Objectifs et méthode

Les objectifs de cette recherche étaient :

  • d’identifier les caractéristiques personnelles, familiales, sociales et culturelles des jeunes filles mineures de 14 à 18 ans en situation de prostitution à Bobo-Dioulasso;

  • d’identifier les facteurs de risque qui ont exposé des jeunes filles mineures à la prostitution.

Pour atteindre nos objectifs, nous avons choisi de mener une recherche de type qualitative qui permettait davantage selon nous, d’explorer et de décrire le phénomène de la prostitution des jeunes filles mineures. Nous avons utilisé un échantillonnage non probabiliste afin d’inclure dans notre recherche les personnes ayant un certain nombre de caractéristiques décrites dans les critères d’inclusion suivants :

  • avoir entre 14 et 18 ans;

  • être en situation de prostitution depuis au moins un mois à Bobo-Dioulasso;

  • se trouver sur les sites sélectionnés pendant la période de la recherche;

  • avoir donné son assentiment verbal à la recherche;

  • avoir obtenu le consentement d’un parent ou d’un tuteur légal pour participer à la recherche.

Nous avons rencontré dans le cadre de cette étude 15 jeunes filles. Elles ont été rencontrées dans les chambres de passe où elles offrent des services sexuels.
◆ ◆ ◆ ◆ ◆ ◆ ◆
CONSIGNES ▸
(1) Résumez le texte fourni en deux phrases.
(2) Poursuivez le texte fourni à partir de sa dernière phrase.

DONNÉES RECUEILLIES ▸
◆ ◆ ◆ ◆ ◆ ◆ ◆
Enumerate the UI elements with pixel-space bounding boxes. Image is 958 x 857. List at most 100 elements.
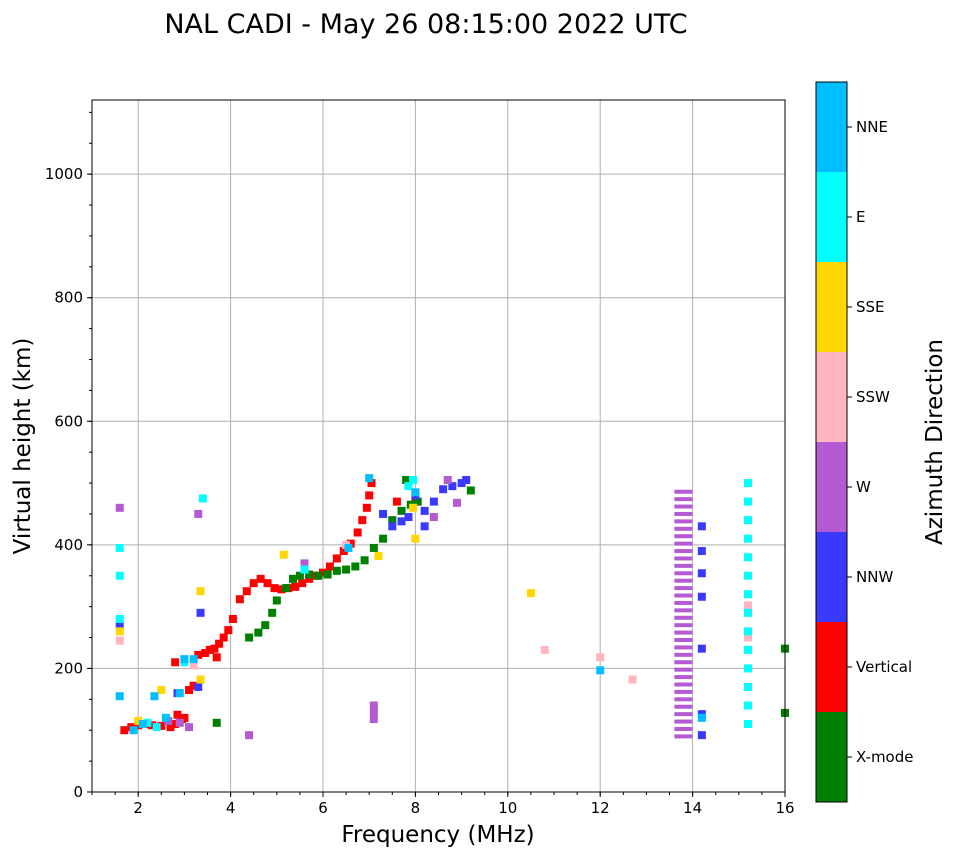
◆ ◆ ◆ ◆ ◆ ◆ ◆
RÉPONSES ▸
(1) Cette recherche qualitative visait à identifier les caractéristiques personnelles, familiales, sociales et culturelles des jeunes filles mineures de 14 à 18 ans en situation de prostitution à Bobo-Dioulasso, ainsi que les facteurs de risque qui les ont exposées à la prostitution. Un échantillonnage non probabiliste a été utilisé, avec des critères d'inclusion tels que l'âge, au moins un mois dans cette situation et le consentement d'un parent ou d'un tuteur légal, et 15 jeunes filles ont été rencontrées dans les chambres de passe.

(2)
Les entrevues ont duré entre 25 minutes pour la plus courte et 45 minutes pour la plus longue. Les entrevues individuelles avec les participantes ont été réalisées en dioula (langue locale de Bobo-Dioulasso) pour 12 répondantes, en français pour 2 répondantes et en anglais pour 1 répondante. Seule 1 répondante n’a pas consenti à l’enregistrement de ses propos. Notre présence sur les sites prostitutionnels dans le cadre de cette recherche a été facilitée par deux associations (Yêrêlon et Association bien-être de la femme - ABF) qui oeuvrent auprès de ces jeunes filles dans le cadre de la sensibilisation pour la prévention du VIH/Sida. L’appareil d’enregistrement et le journal de bord ont été les outils qui nous ont permis de faire le traitement de nos données.

La collecte des données s’est faite à travers un guide d’entrevues semi-structuré. Cependant, au fur et à mesure que nous recueillions nos données, nous avons modifié certains mots ou expressions utilisés comme « jeunes filles en situation de prostitution » qui était mieux comprise par les jeunes filles de l’échantillon par le terme dioula « Sunguruba » qui se traduit par « les grandes demoiselles ». Cela leur a permis une meilleure compréhension du sujet au cours des entretiens qui ont suivi. Les sujets suivants ont été abordés dans les entrevues :

  • le vécu familial;

  • le vécu de la première relation sexuelle;

  • la formation scolaire ou professionnelle;

  • les motifs d’entrée dans le milieu de la prostitution.

Résultats

Caractéristiques sociodémographiques des jeunes filles en situation de prostitution

Le tableau ci-dessous aide à mieux cerner les caractéristiques sociodémographiques des 15 jeunes filles sujets de cette étude. Chacune d’elle a été désignée par un identifiant anonyme composé de la lettre « R » qui signifie « répondante » et un numéro d’interview accolé.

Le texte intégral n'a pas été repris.